** BEGIN SOURCE RECORDS **

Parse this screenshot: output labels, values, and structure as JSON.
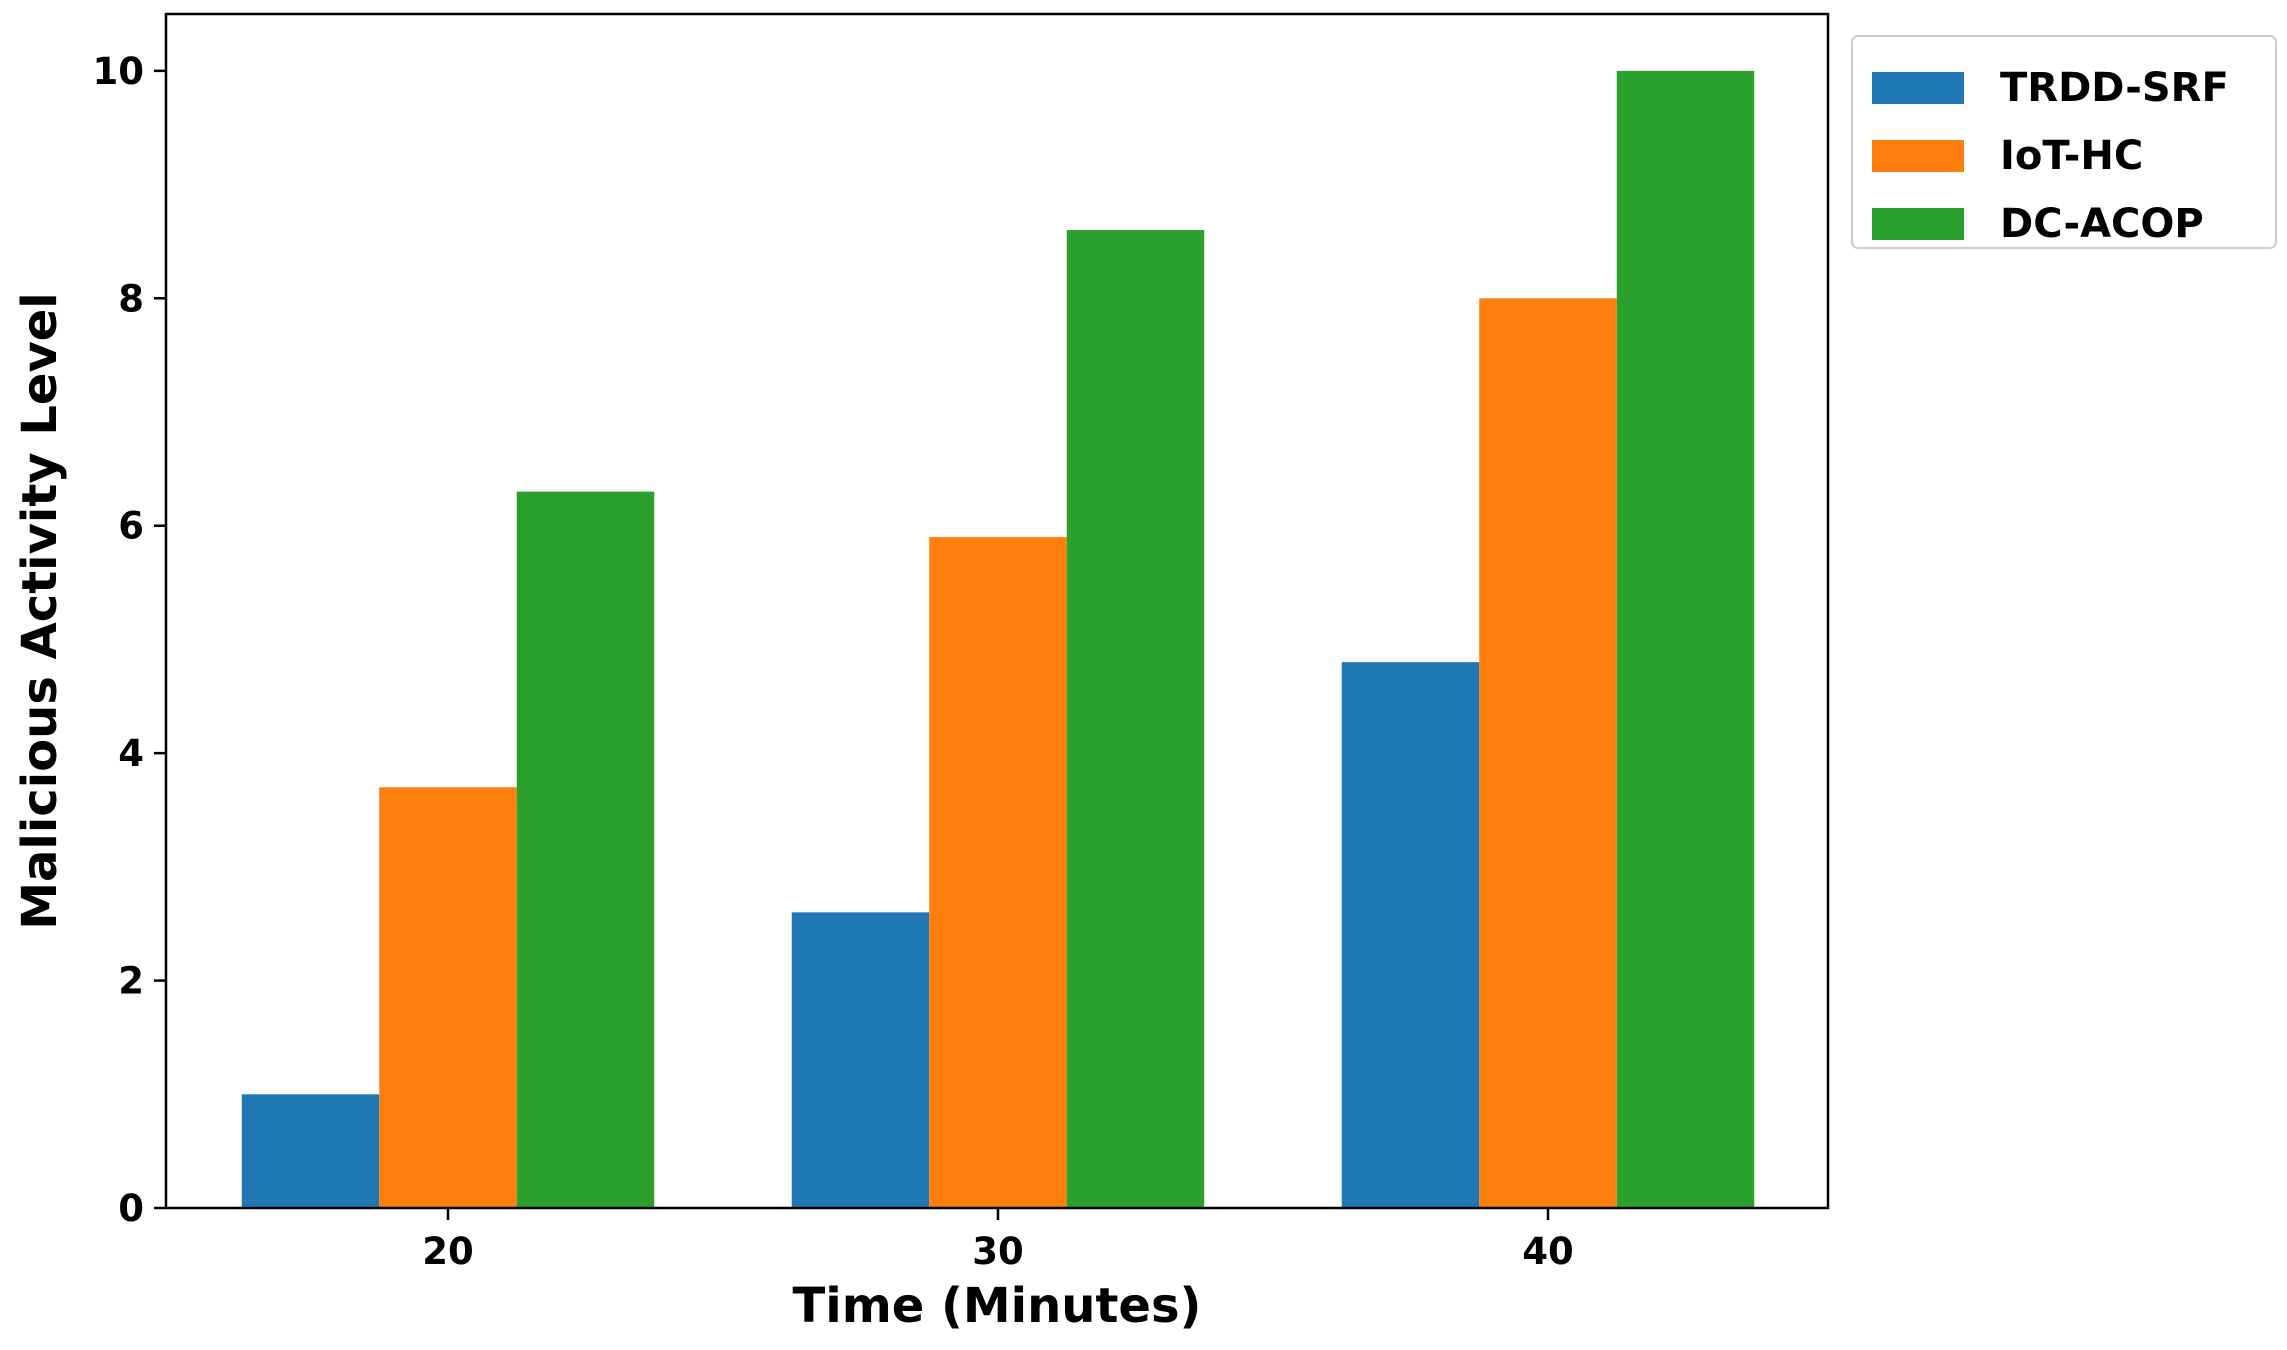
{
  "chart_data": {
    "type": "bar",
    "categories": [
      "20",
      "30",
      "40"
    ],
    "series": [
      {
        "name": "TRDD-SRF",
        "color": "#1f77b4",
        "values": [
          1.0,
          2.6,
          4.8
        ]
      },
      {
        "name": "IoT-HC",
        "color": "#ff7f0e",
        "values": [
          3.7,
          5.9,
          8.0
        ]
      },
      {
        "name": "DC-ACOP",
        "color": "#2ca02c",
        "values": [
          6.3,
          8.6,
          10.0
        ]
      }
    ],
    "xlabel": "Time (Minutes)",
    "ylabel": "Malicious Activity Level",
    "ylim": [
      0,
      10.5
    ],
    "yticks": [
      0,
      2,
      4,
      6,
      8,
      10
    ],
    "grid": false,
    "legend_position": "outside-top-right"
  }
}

** END SOURCE RECORDS **
** BEGIN SOURCE RECORDS **

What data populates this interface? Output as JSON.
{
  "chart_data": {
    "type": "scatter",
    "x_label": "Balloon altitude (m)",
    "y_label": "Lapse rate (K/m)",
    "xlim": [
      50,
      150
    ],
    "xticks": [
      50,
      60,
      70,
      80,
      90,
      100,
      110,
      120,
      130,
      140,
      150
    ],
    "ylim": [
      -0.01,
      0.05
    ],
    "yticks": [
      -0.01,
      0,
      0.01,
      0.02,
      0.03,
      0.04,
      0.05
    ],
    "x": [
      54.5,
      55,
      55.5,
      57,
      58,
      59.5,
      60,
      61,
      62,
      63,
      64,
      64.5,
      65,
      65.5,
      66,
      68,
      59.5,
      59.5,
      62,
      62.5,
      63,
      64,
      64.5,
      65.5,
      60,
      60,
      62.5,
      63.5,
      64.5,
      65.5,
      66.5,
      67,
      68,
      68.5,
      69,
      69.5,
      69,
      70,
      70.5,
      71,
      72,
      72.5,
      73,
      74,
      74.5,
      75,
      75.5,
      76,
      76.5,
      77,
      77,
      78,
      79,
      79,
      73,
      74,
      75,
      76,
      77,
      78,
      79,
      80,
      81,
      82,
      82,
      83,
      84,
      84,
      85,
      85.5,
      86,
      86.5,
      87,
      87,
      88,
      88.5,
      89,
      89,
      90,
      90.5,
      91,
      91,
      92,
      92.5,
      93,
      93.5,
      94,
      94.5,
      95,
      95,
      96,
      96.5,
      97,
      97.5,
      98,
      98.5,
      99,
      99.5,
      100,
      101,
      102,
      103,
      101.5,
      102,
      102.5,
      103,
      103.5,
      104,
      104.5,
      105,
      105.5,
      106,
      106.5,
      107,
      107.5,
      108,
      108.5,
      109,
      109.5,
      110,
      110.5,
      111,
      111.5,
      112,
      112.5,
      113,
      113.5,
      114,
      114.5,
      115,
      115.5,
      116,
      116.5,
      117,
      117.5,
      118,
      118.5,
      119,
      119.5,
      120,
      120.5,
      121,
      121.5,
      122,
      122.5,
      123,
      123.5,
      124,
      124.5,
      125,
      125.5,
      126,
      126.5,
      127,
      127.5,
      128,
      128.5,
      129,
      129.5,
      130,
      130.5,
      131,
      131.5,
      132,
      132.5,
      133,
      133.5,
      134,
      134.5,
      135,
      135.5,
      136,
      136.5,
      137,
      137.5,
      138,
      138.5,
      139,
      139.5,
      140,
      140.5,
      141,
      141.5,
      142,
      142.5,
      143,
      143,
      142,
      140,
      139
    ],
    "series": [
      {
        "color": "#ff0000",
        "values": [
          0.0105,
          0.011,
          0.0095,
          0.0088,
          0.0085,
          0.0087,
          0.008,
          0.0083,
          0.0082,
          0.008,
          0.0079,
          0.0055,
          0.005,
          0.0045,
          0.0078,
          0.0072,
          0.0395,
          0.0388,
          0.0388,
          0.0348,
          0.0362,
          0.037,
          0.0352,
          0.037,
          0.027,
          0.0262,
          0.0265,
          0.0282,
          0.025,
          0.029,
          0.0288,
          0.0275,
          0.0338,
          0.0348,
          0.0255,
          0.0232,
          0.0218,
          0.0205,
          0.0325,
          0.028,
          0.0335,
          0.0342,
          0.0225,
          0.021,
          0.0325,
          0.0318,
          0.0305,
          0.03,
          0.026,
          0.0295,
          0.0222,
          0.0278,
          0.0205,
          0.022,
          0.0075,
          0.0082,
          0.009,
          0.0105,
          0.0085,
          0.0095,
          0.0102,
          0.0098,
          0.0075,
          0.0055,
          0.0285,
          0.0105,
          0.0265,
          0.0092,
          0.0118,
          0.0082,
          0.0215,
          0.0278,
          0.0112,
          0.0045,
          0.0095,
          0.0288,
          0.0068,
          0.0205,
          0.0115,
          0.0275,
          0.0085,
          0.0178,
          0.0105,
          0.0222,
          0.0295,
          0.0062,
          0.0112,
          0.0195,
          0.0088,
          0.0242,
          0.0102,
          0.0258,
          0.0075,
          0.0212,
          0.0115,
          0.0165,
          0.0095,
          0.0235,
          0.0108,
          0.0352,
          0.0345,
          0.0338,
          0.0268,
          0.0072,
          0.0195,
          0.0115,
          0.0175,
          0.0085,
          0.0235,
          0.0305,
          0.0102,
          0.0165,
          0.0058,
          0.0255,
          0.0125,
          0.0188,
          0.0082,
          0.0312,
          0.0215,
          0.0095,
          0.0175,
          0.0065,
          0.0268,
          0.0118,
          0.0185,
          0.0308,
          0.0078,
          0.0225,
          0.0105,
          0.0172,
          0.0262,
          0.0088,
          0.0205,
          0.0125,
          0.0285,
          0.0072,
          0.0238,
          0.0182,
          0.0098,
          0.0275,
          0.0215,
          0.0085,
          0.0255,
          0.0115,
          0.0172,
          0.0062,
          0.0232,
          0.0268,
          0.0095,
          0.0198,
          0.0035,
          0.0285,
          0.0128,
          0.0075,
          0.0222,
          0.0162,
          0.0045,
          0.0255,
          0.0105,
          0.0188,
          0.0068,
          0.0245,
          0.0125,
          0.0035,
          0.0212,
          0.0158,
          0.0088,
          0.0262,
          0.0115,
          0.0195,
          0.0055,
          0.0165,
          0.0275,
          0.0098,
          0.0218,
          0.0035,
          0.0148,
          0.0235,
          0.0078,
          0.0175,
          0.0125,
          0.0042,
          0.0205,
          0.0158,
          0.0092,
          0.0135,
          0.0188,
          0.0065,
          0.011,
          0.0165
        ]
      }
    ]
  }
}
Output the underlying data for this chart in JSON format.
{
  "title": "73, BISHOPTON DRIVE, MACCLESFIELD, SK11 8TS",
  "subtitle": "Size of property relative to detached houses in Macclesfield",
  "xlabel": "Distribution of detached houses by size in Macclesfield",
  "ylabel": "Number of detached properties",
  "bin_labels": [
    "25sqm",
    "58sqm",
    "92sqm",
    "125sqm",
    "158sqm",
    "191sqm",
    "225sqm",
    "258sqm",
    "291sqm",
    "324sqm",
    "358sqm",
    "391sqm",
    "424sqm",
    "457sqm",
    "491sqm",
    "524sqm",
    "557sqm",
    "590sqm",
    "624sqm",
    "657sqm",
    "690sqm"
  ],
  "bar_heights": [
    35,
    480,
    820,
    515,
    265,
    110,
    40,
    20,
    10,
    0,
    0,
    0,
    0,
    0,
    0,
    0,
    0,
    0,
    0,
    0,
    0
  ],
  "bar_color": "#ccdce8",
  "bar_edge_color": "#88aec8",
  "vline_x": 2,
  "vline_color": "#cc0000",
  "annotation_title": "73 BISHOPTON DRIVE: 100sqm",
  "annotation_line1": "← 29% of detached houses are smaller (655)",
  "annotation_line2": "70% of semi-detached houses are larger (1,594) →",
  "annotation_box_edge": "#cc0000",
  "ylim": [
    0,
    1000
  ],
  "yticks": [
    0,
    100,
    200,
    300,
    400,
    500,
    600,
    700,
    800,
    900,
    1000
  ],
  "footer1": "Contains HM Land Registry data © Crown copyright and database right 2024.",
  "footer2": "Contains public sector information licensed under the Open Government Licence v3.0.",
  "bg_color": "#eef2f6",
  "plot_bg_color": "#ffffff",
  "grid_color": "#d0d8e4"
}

** END SOURCE RECORDS **

> [AIM OF THE TASK] In the records above, how many lines hold the string "JSON"? Reply with only the number.

> [PROBLEM SOLUTION] 3